**GIVEN REQUEST**.
Repeat the full listing, word for word.

**RECORDS FOR PROCESSING**.
►

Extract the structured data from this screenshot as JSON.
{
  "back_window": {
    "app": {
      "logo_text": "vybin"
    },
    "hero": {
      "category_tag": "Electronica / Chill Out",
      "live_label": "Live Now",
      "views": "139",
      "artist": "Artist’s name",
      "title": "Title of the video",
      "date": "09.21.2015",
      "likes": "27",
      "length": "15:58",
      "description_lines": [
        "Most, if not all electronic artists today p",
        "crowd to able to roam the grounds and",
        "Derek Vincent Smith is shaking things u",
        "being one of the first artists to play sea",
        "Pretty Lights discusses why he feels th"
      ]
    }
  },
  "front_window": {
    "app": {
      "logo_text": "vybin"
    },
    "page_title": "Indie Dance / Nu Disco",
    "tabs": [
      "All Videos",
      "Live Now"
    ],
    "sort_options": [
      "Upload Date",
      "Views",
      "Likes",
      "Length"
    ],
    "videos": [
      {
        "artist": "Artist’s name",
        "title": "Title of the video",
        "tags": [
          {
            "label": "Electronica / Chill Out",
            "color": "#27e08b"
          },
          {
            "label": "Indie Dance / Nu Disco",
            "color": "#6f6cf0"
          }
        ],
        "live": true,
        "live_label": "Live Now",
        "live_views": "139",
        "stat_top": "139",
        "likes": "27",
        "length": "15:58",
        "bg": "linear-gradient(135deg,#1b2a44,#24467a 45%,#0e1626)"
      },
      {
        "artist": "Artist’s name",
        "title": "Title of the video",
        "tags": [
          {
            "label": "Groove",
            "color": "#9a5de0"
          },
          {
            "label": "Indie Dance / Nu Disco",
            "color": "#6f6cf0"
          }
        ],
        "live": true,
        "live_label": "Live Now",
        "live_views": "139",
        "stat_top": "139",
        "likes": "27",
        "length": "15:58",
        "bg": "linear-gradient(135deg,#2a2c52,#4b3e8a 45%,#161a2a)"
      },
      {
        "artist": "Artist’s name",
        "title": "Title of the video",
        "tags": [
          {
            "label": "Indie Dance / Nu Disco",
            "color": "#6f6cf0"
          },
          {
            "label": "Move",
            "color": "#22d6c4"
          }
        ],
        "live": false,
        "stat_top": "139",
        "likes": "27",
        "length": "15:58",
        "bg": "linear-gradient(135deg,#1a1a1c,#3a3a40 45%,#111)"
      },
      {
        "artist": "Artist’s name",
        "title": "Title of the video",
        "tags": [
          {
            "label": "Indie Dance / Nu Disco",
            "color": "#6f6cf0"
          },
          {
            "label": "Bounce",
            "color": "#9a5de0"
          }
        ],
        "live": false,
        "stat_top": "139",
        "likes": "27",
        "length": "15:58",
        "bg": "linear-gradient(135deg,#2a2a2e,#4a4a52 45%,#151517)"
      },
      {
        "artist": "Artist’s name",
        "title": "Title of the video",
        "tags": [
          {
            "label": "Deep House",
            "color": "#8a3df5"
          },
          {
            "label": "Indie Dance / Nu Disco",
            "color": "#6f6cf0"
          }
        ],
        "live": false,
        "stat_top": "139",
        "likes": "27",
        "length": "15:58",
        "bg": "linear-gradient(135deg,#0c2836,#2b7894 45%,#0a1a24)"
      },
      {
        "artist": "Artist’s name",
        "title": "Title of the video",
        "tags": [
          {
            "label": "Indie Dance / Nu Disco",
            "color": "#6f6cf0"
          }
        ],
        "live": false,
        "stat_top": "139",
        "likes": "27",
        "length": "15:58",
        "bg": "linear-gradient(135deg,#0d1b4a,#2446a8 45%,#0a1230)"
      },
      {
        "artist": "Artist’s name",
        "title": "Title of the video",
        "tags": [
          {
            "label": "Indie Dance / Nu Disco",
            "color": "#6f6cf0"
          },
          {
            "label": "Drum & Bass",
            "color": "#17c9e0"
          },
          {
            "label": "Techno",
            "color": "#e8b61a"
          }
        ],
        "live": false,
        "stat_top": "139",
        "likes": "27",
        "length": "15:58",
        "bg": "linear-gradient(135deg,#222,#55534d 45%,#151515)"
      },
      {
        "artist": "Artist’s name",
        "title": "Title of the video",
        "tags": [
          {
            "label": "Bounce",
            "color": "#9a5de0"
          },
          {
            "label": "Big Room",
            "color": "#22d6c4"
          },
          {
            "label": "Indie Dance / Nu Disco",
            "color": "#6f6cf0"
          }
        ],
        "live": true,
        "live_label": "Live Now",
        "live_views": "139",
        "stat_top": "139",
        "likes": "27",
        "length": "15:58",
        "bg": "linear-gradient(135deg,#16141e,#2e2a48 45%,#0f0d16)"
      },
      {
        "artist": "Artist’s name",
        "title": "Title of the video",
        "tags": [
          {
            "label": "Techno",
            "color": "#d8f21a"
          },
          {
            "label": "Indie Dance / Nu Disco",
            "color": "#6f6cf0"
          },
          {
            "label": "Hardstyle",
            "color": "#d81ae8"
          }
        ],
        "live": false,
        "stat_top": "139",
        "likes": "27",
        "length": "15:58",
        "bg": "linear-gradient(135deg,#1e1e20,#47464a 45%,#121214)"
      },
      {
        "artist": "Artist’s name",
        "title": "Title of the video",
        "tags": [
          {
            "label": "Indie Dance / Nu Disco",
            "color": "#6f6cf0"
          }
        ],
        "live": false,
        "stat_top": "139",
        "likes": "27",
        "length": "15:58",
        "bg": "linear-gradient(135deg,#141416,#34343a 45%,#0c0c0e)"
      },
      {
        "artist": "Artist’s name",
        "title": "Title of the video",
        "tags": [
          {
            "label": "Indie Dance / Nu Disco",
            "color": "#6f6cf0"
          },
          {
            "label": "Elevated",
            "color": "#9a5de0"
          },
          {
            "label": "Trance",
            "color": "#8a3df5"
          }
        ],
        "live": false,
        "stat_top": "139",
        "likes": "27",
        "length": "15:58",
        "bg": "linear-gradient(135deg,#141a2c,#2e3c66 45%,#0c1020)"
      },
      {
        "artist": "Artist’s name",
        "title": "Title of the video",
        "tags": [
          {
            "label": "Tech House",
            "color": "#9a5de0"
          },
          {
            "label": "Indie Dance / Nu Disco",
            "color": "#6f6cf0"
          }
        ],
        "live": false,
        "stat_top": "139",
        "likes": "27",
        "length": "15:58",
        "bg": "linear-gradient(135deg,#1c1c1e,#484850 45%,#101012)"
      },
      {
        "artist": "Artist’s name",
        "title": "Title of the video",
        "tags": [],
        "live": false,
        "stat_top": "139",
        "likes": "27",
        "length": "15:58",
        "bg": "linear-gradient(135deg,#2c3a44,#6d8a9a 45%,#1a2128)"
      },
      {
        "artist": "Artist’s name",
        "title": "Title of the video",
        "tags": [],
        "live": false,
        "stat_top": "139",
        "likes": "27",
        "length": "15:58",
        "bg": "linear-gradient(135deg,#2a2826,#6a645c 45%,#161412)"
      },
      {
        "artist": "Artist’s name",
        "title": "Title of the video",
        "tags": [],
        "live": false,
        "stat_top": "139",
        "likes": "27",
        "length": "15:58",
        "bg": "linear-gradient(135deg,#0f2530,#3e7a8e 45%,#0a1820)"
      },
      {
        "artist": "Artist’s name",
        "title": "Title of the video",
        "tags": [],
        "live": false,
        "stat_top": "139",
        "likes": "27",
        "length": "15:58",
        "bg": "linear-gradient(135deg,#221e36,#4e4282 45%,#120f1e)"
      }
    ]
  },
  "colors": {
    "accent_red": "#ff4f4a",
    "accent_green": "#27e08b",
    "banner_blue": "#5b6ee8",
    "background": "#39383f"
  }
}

◄

**TASK RESULT**.
Extract the structured data from this screenshot as JSON.
{
  "back_window": {
    "app": {
      "logo_text": "vybin"
    },
    "hero": {
      "category_tag": "Electronica / Chill Out",
      "live_label": "Live Now",
      "views": "139",
      "artist": "Artist’s name",
      "title": "Title of the video",
      "date": "09.21.2015",
      "likes": "27",
      "length": "15:58",
      "description_lines": [
        "Most, if not all electronic artists today p",
        "crowd to able to roam the grounds and",
        "Derek Vincent Smith is shaking things u",
        "being one of the first artists to play sea",
        "Pretty Lights discusses why he feels th"
      ]
    }
  },
  "front_window": {
    "app": {
      "logo_text": "vybin"
    },
    "page_title": "Indie Dance / Nu Disco",
    "tabs": [
      "All Videos",
      "Live Now"
    ],
    "sort_options": [
      "Upload Date",
      "Views",
      "Likes",
      "Length"
    ],
    "videos": [
      {
        "artist": "Artist’s name",
        "title": "Title of the video",
        "tags": [
          {
            "label": "Electronica / Chill Out",
            "color": "#27e08b"
          },
          {
            "label": "Indie Dance / Nu Disco",
            "color": "#6f6cf0"
          }
        ],
        "live": true,
        "live_label": "Live Now",
        "live_views": "139",
        "stat_top": "139",
        "likes": "27",
        "length": "15:58",
        "bg": "linear-gradient(135deg,#1b2a44,#24467a 45%,#0e1626)"
      },
      {
        "artist": "Artist’s name",
        "title": "Title of the video",
        "tags": [
          {
            "label": "Groove",
            "color": "#9a5de0"
          },
          {
            "label": "Indie Dance / Nu Disco",
            "color": "#6f6cf0"
          }
        ],
        "live": true,
        "live_label": "Live Now",
        "live_views": "139",
        "stat_top": "139",
        "likes": "27",
        "length": "15:58",
        "bg": "linear-gradient(135deg,#2a2c52,#4b3e8a 45%,#161a2a)"
      },
      {
        "artist": "Artist’s name",
        "title": "Title of the video",
        "tags": [
          {
            "label": "Indie Dance / Nu Disco",
            "color": "#6f6cf0"
          },
          {
            "label": "Move",
            "color": "#22d6c4"
          }
        ],
        "live": false,
        "stat_top": "139",
        "likes": "27",
        "length": "15:58",
        "bg": "linear-gradient(135deg,#1a1a1c,#3a3a40 45%,#111)"
      },
      {
        "artist": "Artist’s name",
        "title": "Title of the video",
        "tags": [
          {
            "label": "Indie Dance / Nu Disco",
            "color": "#6f6cf0"
          },
          {
            "label": "Bounce",
            "color": "#9a5de0"
          }
        ],
        "live": false,
        "stat_top": "139",
        "likes": "27",
        "length": "15:58",
        "bg": "linear-gradient(135deg,#2a2a2e,#4a4a52 45%,#151517)"
      },
      {
        "artist": "Artist’s name",
        "title": "Title of the video",
        "tags": [
          {
            "label": "Deep House",
            "color": "#8a3df5"
          },
          {
            "label": "Indie Dance / Nu Disco",
            "color": "#6f6cf0"
          }
        ],
        "live": false,
        "stat_top": "139",
        "likes": "27",
        "length": "15:58",
        "bg": "linear-gradient(135deg,#0c2836,#2b7894 45%,#0a1a24)"
      },
      {
        "artist": "Artist’s name",
        "title": "Title of the video",
        "tags": [
          {
            "label": "Indie Dance / Nu Disco",
            "color": "#6f6cf0"
          }
        ],
        "live": false,
        "stat_top": "139",
        "likes": "27",
        "length": "15:58",
        "bg": "linear-gradient(135deg,#0d1b4a,#2446a8 45%,#0a1230)"
      },
      {
        "artist": "Artist’s name",
        "title": "Title of the video",
        "tags": [
          {
            "label": "Indie Dance / Nu Disco",
            "color": "#6f6cf0"
          },
          {
            "label": "Drum & Bass",
            "color": "#17c9e0"
          },
          {
            "label": "Techno",
            "color": "#e8b61a"
          }
        ],
        "live": false,
        "stat_top": "139",
        "likes": "27",
        "length": "15:58",
        "bg": "linear-gradient(135deg,#222,#55534d 45%,#151515)"
      },
      {
        "artist": "Artist’s name",
        "title": "Title of the video",
        "tags": [
          {
            "label": "Bounce",
            "color": "#9a5de0"
          },
          {
            "label": "Big Room",
            "color": "#22d6c4"
          },
          {
            "label": "Indie Dance / Nu Disco",
            "color": "#6f6cf0"
          }
        ],
        "live": true,
        "live_label": "Live Now",
        "live_views": "139",
        "stat_top": "139",
        "likes": "27",
        "length": "15:58",
        "bg": "linear-gradient(135deg,#16141e,#2e2a48 45%,#0f0d16)"
      },
      {
        "artist": "Artist’s name",
        "title": "Title of the video",
        "tags": [
          {
            "label": "Techno",
            "color": "#d8f21a"
          },
          {
            "label": "Indie Dance / Nu Disco",
            "color": "#6f6cf0"
          },
          {
            "label": "Hardstyle",
            "color": "#d81ae8"
          }
        ],
        "live": false,
        "stat_top": "139",
        "likes": "27",
        "length": "15:58",
        "bg": "linear-gradient(135deg,#1e1e20,#47464a 45%,#121214)"
      },
      {
        "artist": "Artist’s name",
        "title": "Title of the video",
        "tags": [
          {
            "label": "Indie Dance / Nu Disco",
            "color": "#6f6cf0"
          }
        ],
        "live": false,
        "stat_top": "139",
        "likes": "27",
        "length": "15:58",
        "bg": "linear-gradient(135deg,#141416,#34343a 45%,#0c0c0e)"
      },
      {
        "artist": "Artist’s name",
        "title": "Title of the video",
        "tags": [
          {
            "label": "Indie Dance / Nu Disco",
            "color": "#6f6cf0"
          },
          {
            "label": "Elevated",
            "color": "#9a5de0"
          },
          {
            "label": "Trance",
            "color": "#8a3df5"
          }
        ],
        "live": false,
        "stat_top": "139",
        "likes": "27",
        "length": "15:58",
        "bg": "linear-gradient(135deg,#141a2c,#2e3c66 45%,#0c1020)"
      },
      {
        "artist": "Artist’s name",
        "title": "Title of the video",
        "tags": [
          {
            "label": "Tech House",
            "color": "#9a5de0"
          },
          {
            "label": "Indie Dance / Nu Disco",
            "color": "#6f6cf0"
          }
        ],
        "live": false,
        "stat_top": "139",
        "likes": "27",
        "length": "15:58",
        "bg": "linear-gradient(135deg,#1c1c1e,#484850 45%,#101012)"
      },
      {
        "artist": "Artist’s name",
        "title": "Title of the video",
        "tags": [],
        "live": false,
        "stat_top": "139",
        "likes": "27",
        "length": "15:58",
        "bg": "linear-gradient(135deg,#2c3a44,#6d8a9a 45%,#1a2128)"
      },
      {
        "artist": "Artist’s name",
        "title": "Title of the video",
        "tags": [],
        "live": false,
        "stat_top": "139",
        "likes": "27",
        "length": "15:58",
        "bg": "linear-gradient(135deg,#2a2826,#6a645c 45%,#161412)"
      },
      {
        "artist": "Artist’s name",
        "title": "Title of the video",
        "tags": [],
        "live": false,
        "stat_top": "139",
        "likes": "27",
        "length": "15:58",
        "bg": "linear-gradient(135deg,#0f2530,#3e7a8e 45%,#0a1820)"
      },
      {
        "artist": "Artist’s name",
        "title": "Title of the video",
        "tags": [],
        "live": false,
        "stat_top": "139",
        "likes": "27",
        "length": "15:58",
        "bg": "linear-gradient(135deg,#221e36,#4e4282 45%,#120f1e)"
      }
    ]
  },
  "colors": {
    "accent_red": "#ff4f4a",
    "accent_green": "#27e08b",
    "banner_blue": "#5b6ee8",
    "background": "#39383f"
  }
}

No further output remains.